▸ **TASK TO COMPLETE**
Reproduce the following records line for line, omitting the pictures from your answer.

--------------------------------

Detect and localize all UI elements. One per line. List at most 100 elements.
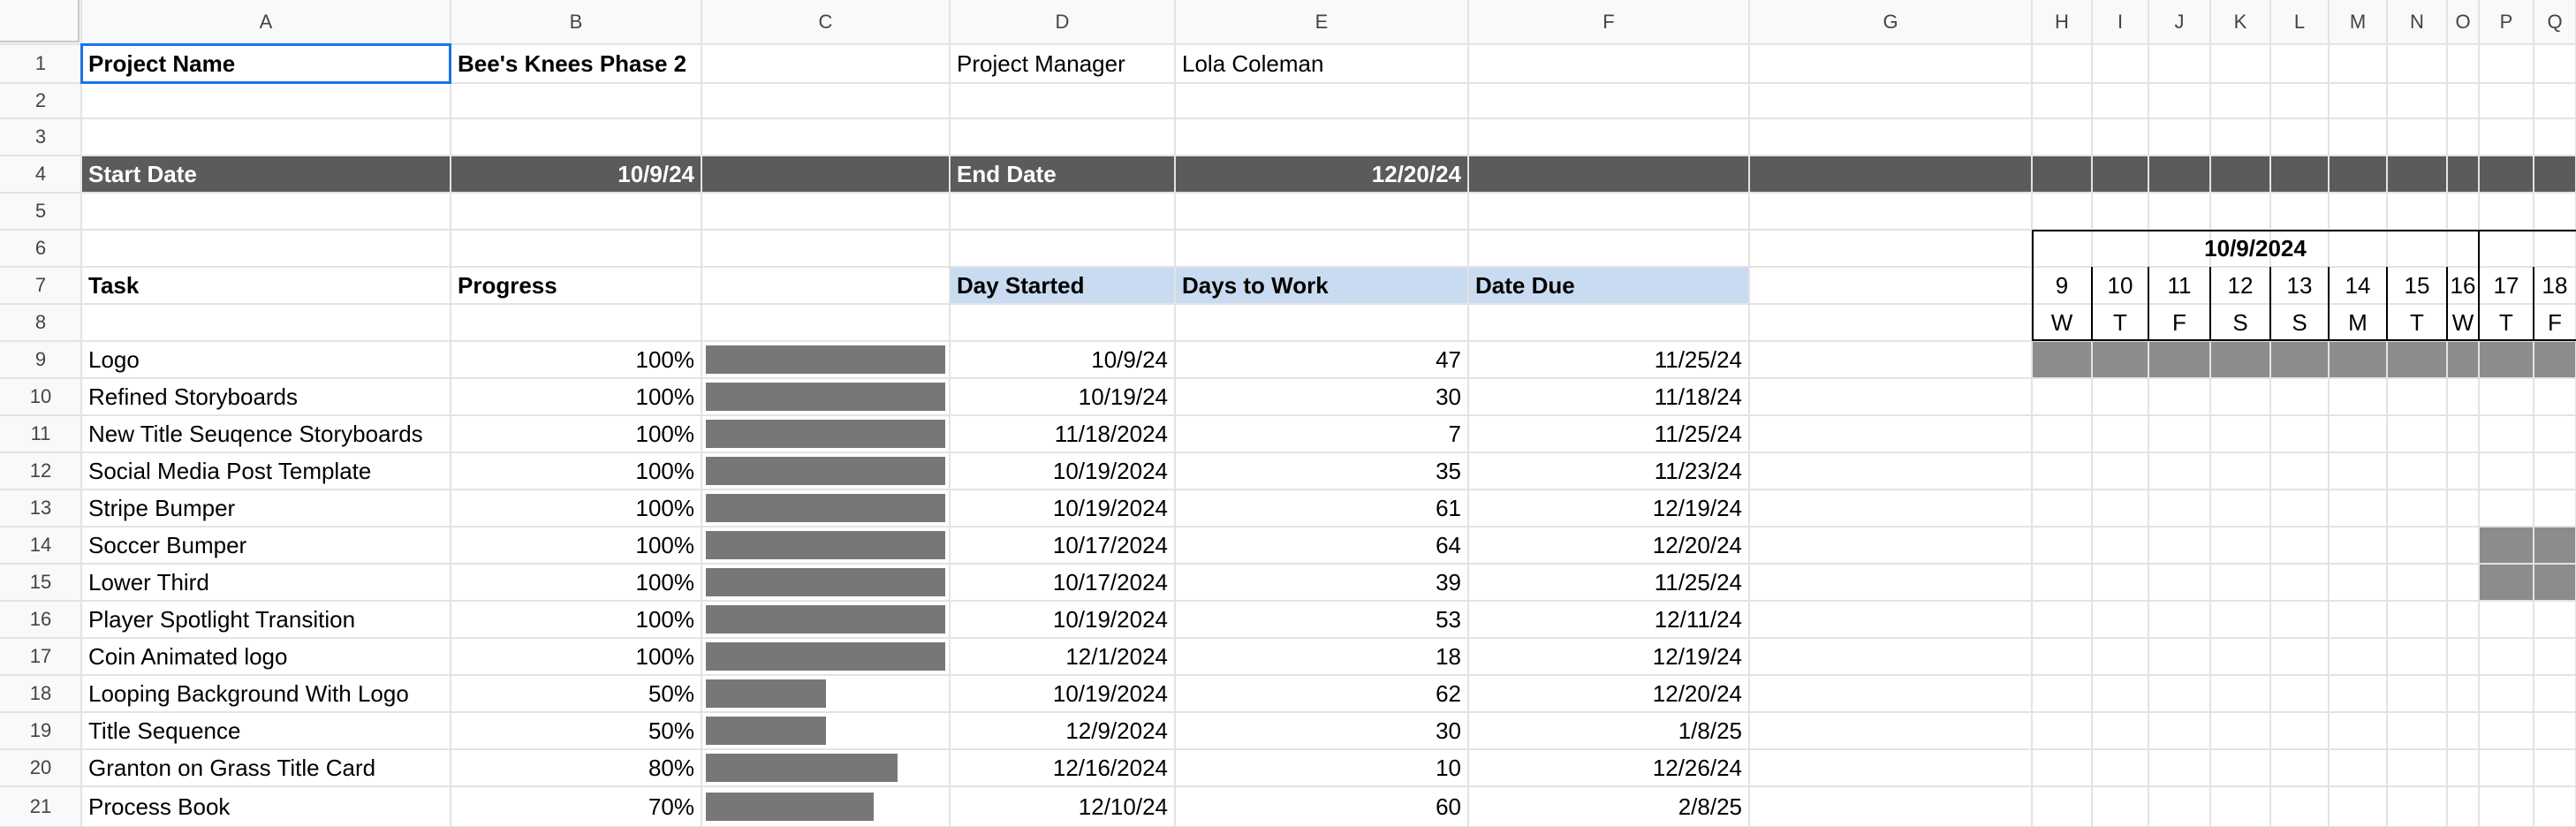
task-date-due[interactable]: 11/25/24 [1654, 421, 1742, 447]
column-header[interactable]: A [259, 11, 273, 33]
row-header[interactable]: 20 [29, 756, 52, 778]
row-header[interactable]: 5 [34, 200, 47, 222]
task-days-to-work[interactable]: 18 [1436, 643, 1461, 670]
task-day-started[interactable]: 12/1/2024 [1065, 643, 1168, 670]
column-header[interactable]: F [1602, 11, 1615, 33]
row-header[interactable]: 13 [29, 497, 52, 519]
task-name[interactable]: Player Spotlight Transition [88, 606, 356, 633]
task-date-due[interactable]: 12/19/24 [1652, 643, 1742, 670]
task-name[interactable]: Social Media Post Template [88, 458, 372, 484]
column-header[interactable]: B [569, 11, 583, 33]
row-header[interactable]: 16 [29, 608, 52, 630]
row-header[interactable]: 17 [29, 645, 52, 667]
task-date-due[interactable]: 11/18/24 [1654, 383, 1742, 410]
task-day-started[interactable]: 11/18/2024 [1054, 421, 1168, 447]
task-date-due[interactable]: 12/19/24 [1652, 495, 1742, 521]
task-name[interactable]: New Title Seuqence Storyboards [88, 421, 423, 447]
task-progress[interactable]: 100% [635, 421, 695, 447]
task-progress[interactable]: 50% [648, 717, 694, 744]
task-progress[interactable]: 100% [635, 458, 695, 484]
row-header[interactable]: 19 [29, 719, 52, 741]
date-due-header[interactable]: Date Due [1475, 272, 1575, 299]
task-date-due[interactable]: 11/23/24 [1654, 458, 1742, 484]
start-date-label[interactable]: Start Date [88, 161, 197, 187]
task-name[interactable]: Stripe Bumper [88, 495, 236, 521]
task-date-due[interactable]: 12/20/24 [1652, 532, 1742, 558]
task-progress[interactable]: 100% [635, 383, 695, 410]
days-to-work-header[interactable]: Days to Work [1182, 272, 1329, 299]
row-header[interactable]: 6 [34, 237, 47, 259]
task-date-due[interactable]: 1/8/25 [1678, 717, 1742, 744]
task-day-started[interactable]: 10/19/2024 [1052, 495, 1168, 521]
column-header[interactable]: Q [2547, 11, 2563, 33]
row-header[interactable]: 15 [29, 571, 52, 593]
task-day-started[interactable]: 12/10/24 [1078, 793, 1168, 820]
task-day-started[interactable]: 10/17/2024 [1052, 569, 1168, 596]
column-header[interactable]: H [2055, 11, 2069, 33]
row-header[interactable]: 8 [34, 311, 47, 333]
task-name[interactable]: Lower Third [88, 569, 209, 596]
column-header[interactable]: K [2233, 11, 2247, 33]
column-header[interactable]: I [2117, 11, 2124, 33]
row-header[interactable]: 12 [29, 459, 52, 482]
task-day-started[interactable]: 10/19/2024 [1052, 680, 1168, 707]
task-name[interactable]: Coin Animated logo [88, 643, 288, 670]
progress-header[interactable]: Progress [458, 272, 557, 299]
task-progress[interactable]: 70% [648, 793, 694, 820]
project-manager-label[interactable]: Project Manager [957, 50, 1125, 77]
task-days-to-work[interactable]: 30 [1436, 383, 1461, 410]
task-progress[interactable]: 50% [648, 680, 694, 707]
task-name[interactable]: Refined Storyboards [88, 383, 299, 410]
task-date-due[interactable]: 11/25/24 [1654, 569, 1742, 596]
task-day-started[interactable]: 10/9/24 [1091, 346, 1168, 373]
row-header[interactable]: 18 [29, 682, 52, 704]
row-header[interactable]: 2 [34, 89, 47, 111]
active-cell-selection[interactable] [80, 43, 451, 84]
task-progress[interactable]: 100% [635, 643, 695, 670]
task-name[interactable]: Logo [88, 346, 140, 373]
task-day-started[interactable]: 12/16/2024 [1052, 755, 1168, 781]
column-header[interactable]: E [1315, 11, 1329, 33]
row-header[interactable]: 21 [29, 795, 52, 817]
task-days-to-work[interactable]: 53 [1436, 606, 1461, 633]
task-days-to-work[interactable]: 30 [1436, 717, 1461, 744]
task-date-due[interactable]: 2/8/25 [1678, 793, 1742, 820]
column-header[interactable]: O [2455, 11, 2471, 33]
task-days-to-work[interactable]: 10 [1436, 755, 1461, 781]
task-name[interactable]: Title Sequence [88, 717, 241, 744]
row-header[interactable]: 7 [34, 274, 47, 296]
select-all-corner[interactable] [0, 0, 80, 42]
column-header[interactable]: N [2410, 11, 2424, 33]
column-header[interactable]: M [2349, 11, 2367, 33]
column-header[interactable]: L [2293, 11, 2306, 33]
row-header[interactable]: 4 [34, 163, 47, 185]
end-date-value[interactable]: 12/20/24 [1371, 161, 1461, 187]
day-started-header[interactable]: Day Started [957, 272, 1085, 299]
task-header[interactable]: Task [88, 272, 140, 299]
column-header[interactable]: P [2499, 11, 2513, 33]
row-header[interactable]: 1 [34, 52, 47, 74]
end-date-label[interactable]: End Date [957, 161, 1057, 187]
task-days-to-work[interactable]: 7 [1448, 421, 1461, 447]
task-days-to-work[interactable]: 39 [1436, 569, 1461, 596]
task-name[interactable]: Granton on Grass Title Card [88, 755, 376, 781]
task-day-started[interactable]: 10/19/24 [1078, 383, 1168, 410]
task-days-to-work[interactable]: 61 [1436, 495, 1461, 521]
task-day-started[interactable]: 10/19/2024 [1052, 606, 1168, 633]
task-name[interactable]: Soccer Bumper [88, 532, 247, 558]
row-header[interactable]: 9 [34, 348, 47, 370]
task-days-to-work[interactable]: 47 [1436, 346, 1461, 373]
project-name-value[interactable]: Bee's Knees Phase 2 [458, 50, 687, 77]
column-header[interactable]: C [818, 11, 833, 33]
column-header[interactable]: D [1055, 11, 1070, 33]
project-name-label[interactable]: Project Name [88, 50, 236, 77]
task-day-started[interactable]: 10/19/2024 [1052, 458, 1168, 484]
row-header[interactable]: 3 [34, 125, 47, 148]
task-date-due[interactable]: 12/11/24 [1654, 606, 1742, 633]
task-day-started[interactable]: 10/17/2024 [1052, 532, 1168, 558]
task-days-to-work[interactable]: 60 [1436, 793, 1461, 820]
task-date-due[interactable]: 12/20/24 [1652, 680, 1742, 707]
start-date-value[interactable]: 10/9/24 [617, 161, 694, 187]
row-header[interactable]: 10 [29, 385, 52, 407]
task-name[interactable]: Looping Background With Logo [88, 680, 409, 707]
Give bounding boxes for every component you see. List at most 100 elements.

--------------------------------

▸ **WRITTEN ANSWER**
Detect and localize all UI elements. One per line. List at most 100 elements.
task-date-due[interactable]: 11/25/24 [1654, 421, 1742, 447]
column-header[interactable]: A [259, 11, 273, 33]
row-header[interactable]: 20 [29, 756, 52, 778]
row-header[interactable]: 5 [34, 200, 47, 222]
task-days-to-work[interactable]: 18 [1436, 643, 1461, 670]
task-day-started[interactable]: 12/1/2024 [1065, 643, 1168, 670]
column-header[interactable]: F [1602, 11, 1615, 33]
row-header[interactable]: 13 [29, 497, 52, 519]
task-name[interactable]: Player Spotlight Transition [88, 606, 356, 633]
task-date-due[interactable]: 12/19/24 [1652, 643, 1742, 670]
task-name[interactable]: Social Media Post Template [88, 458, 372, 484]
column-header[interactable]: B [569, 11, 583, 33]
row-header[interactable]: 16 [29, 608, 52, 630]
row-header[interactable]: 17 [29, 645, 52, 667]
task-date-due[interactable]: 11/18/24 [1654, 383, 1742, 410]
task-day-started[interactable]: 11/18/2024 [1054, 421, 1168, 447]
task-date-due[interactable]: 12/19/24 [1652, 495, 1742, 521]
task-name[interactable]: New Title Seuqence Storyboards [88, 421, 423, 447]
task-progress[interactable]: 100% [635, 421, 695, 447]
task-progress[interactable]: 50% [648, 717, 694, 744]
task-progress[interactable]: 100% [635, 458, 695, 484]
row-header[interactable]: 19 [29, 719, 52, 741]
date-due-header[interactable]: Date Due [1475, 272, 1575, 299]
task-date-due[interactable]: 11/23/24 [1654, 458, 1742, 484]
start-date-label[interactable]: Start Date [88, 161, 197, 187]
task-name[interactable]: Stripe Bumper [88, 495, 236, 521]
task-date-due[interactable]: 12/20/24 [1652, 532, 1742, 558]
task-progress[interactable]: 100% [635, 383, 695, 410]
days-to-work-header[interactable]: Days to Work [1182, 272, 1329, 299]
row-header[interactable]: 6 [34, 237, 47, 259]
task-date-due[interactable]: 1/8/25 [1678, 717, 1742, 744]
task-day-started[interactable]: 10/19/2024 [1052, 495, 1168, 521]
column-header[interactable]: Q [2547, 11, 2563, 33]
row-header[interactable]: 15 [29, 571, 52, 593]
task-day-started[interactable]: 12/10/24 [1078, 793, 1168, 820]
task-day-started[interactable]: 10/17/2024 [1052, 569, 1168, 596]
column-header[interactable]: H [2055, 11, 2069, 33]
row-header[interactable]: 8 [34, 311, 47, 333]
task-name[interactable]: Lower Third [88, 569, 209, 596]
column-header[interactable]: K [2233, 11, 2247, 33]
column-header[interactable]: I [2117, 11, 2124, 33]
row-header[interactable]: 12 [29, 459, 52, 482]
task-day-started[interactable]: 10/19/2024 [1052, 680, 1168, 707]
task-name[interactable]: Coin Animated logo [88, 643, 288, 670]
progress-header[interactable]: Progress [458, 272, 557, 299]
task-progress[interactable]: 70% [648, 793, 694, 820]
project-manager-label[interactable]: Project Manager [957, 50, 1125, 77]
task-days-to-work[interactable]: 30 [1436, 383, 1461, 410]
task-progress[interactable]: 50% [648, 680, 694, 707]
task-name[interactable]: Refined Storyboards [88, 383, 299, 410]
task-date-due[interactable]: 11/25/24 [1654, 569, 1742, 596]
task-day-started[interactable]: 10/9/24 [1091, 346, 1168, 373]
row-header[interactable]: 18 [29, 682, 52, 704]
row-header[interactable]: 2 [34, 89, 47, 111]
active-cell-selection[interactable] [80, 43, 451, 84]
task-progress[interactable]: 100% [635, 643, 695, 670]
task-name[interactable]: Logo [88, 346, 140, 373]
task-day-started[interactable]: 12/16/2024 [1052, 755, 1168, 781]
column-header[interactable]: E [1315, 11, 1329, 33]
row-header[interactable]: 21 [29, 795, 52, 817]
task-days-to-work[interactable]: 53 [1436, 606, 1461, 633]
task-days-to-work[interactable]: 30 [1436, 717, 1461, 744]
task-date-due[interactable]: 2/8/25 [1678, 793, 1742, 820]
column-header[interactable]: O [2455, 11, 2471, 33]
task-days-to-work[interactable]: 10 [1436, 755, 1461, 781]
task-name[interactable]: Title Sequence [88, 717, 241, 744]
row-header[interactable]: 7 [34, 274, 47, 296]
select-all-corner[interactable] [0, 0, 80, 42]
column-header[interactable]: N [2410, 11, 2424, 33]
column-header[interactable]: M [2349, 11, 2367, 33]
column-header[interactable]: L [2293, 11, 2306, 33]
row-header[interactable]: 4 [34, 163, 47, 185]
end-date-value[interactable]: 12/20/24 [1371, 161, 1461, 187]
day-started-header[interactable]: Day Started [957, 272, 1085, 299]
task-header[interactable]: Task [88, 272, 140, 299]
column-header[interactable]: P [2499, 11, 2513, 33]
row-header[interactable]: 1 [34, 52, 47, 74]
end-date-label[interactable]: End Date [957, 161, 1057, 187]
task-days-to-work[interactable]: 7 [1448, 421, 1461, 447]
task-days-to-work[interactable]: 39 [1436, 569, 1461, 596]
task-name[interactable]: Granton on Grass Title Card [88, 755, 376, 781]
task-day-started[interactable]: 10/19/24 [1078, 383, 1168, 410]
task-days-to-work[interactable]: 61 [1436, 495, 1461, 521]
task-day-started[interactable]: 10/19/2024 [1052, 606, 1168, 633]
task-name[interactable]: Soccer Bumper [88, 532, 247, 558]
row-header[interactable]: 9 [34, 348, 47, 370]
task-days-to-work[interactable]: 47 [1436, 346, 1461, 373]
project-name-value[interactable]: Bee's Knees Phase 2 [458, 50, 687, 77]
column-header[interactable]: C [818, 11, 833, 33]
column-header[interactable]: D [1055, 11, 1070, 33]
project-name-label[interactable]: Project Name [88, 50, 236, 77]
task-day-started[interactable]: 10/19/2024 [1052, 458, 1168, 484]
row-header[interactable]: 3 [34, 125, 47, 148]
task-date-due[interactable]: 12/11/24 [1654, 606, 1742, 633]
task-day-started[interactable]: 10/17/2024 [1052, 532, 1168, 558]
task-days-to-work[interactable]: 60 [1436, 793, 1461, 820]
task-date-due[interactable]: 12/20/24 [1652, 680, 1742, 707]
start-date-value[interactable]: 10/9/24 [617, 161, 694, 187]
row-header[interactable]: 10 [29, 385, 52, 407]
task-name[interactable]: Looping Background With Logo [88, 680, 409, 707]
Give bounding boxes for every component you see. List at most 100 elements.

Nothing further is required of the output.